Search the data below for the word "this" and copy each line that holds it.

• **Data to process**:
* Start *

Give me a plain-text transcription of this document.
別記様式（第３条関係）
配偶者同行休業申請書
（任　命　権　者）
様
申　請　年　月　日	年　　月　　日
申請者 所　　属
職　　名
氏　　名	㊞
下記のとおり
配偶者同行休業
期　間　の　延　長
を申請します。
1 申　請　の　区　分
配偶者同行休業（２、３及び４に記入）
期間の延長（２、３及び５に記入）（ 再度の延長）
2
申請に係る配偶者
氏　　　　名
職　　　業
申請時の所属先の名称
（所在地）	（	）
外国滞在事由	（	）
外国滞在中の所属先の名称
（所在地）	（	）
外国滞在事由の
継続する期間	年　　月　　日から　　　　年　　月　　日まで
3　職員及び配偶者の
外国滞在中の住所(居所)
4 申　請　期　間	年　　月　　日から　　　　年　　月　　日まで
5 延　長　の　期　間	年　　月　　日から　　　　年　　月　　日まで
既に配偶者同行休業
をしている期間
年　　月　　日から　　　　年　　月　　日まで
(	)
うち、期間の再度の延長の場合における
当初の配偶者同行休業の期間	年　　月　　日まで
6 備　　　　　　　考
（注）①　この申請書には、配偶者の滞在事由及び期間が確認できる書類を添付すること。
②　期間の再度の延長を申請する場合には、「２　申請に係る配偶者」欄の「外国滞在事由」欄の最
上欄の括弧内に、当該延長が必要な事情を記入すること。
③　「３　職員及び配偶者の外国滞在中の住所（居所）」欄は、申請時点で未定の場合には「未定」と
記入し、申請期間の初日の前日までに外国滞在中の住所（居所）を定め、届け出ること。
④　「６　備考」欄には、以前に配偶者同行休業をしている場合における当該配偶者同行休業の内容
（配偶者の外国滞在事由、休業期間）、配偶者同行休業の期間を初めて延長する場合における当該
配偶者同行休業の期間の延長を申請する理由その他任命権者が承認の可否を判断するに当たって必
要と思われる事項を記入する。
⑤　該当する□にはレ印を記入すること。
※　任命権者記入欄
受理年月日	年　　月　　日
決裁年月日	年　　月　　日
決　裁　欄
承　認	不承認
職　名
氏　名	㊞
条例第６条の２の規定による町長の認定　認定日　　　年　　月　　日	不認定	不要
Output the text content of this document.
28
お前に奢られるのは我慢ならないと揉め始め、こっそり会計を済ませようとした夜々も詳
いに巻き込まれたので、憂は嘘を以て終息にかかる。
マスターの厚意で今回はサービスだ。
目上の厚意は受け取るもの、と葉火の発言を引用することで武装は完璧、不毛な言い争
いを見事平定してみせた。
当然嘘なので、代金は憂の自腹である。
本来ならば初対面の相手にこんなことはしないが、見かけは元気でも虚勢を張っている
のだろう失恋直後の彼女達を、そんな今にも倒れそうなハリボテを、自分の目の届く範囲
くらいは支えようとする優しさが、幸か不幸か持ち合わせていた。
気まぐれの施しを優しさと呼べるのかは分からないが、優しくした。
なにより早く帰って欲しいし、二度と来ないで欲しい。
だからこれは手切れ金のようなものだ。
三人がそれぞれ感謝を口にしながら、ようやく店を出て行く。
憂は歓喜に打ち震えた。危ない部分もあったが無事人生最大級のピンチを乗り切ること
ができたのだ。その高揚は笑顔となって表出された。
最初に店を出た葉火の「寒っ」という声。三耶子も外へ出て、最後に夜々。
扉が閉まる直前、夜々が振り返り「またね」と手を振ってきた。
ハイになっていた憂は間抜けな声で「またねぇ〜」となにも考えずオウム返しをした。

* End *

• **Complete response**:
Give me a plain-text transcription of this document.
Output the text content of this document.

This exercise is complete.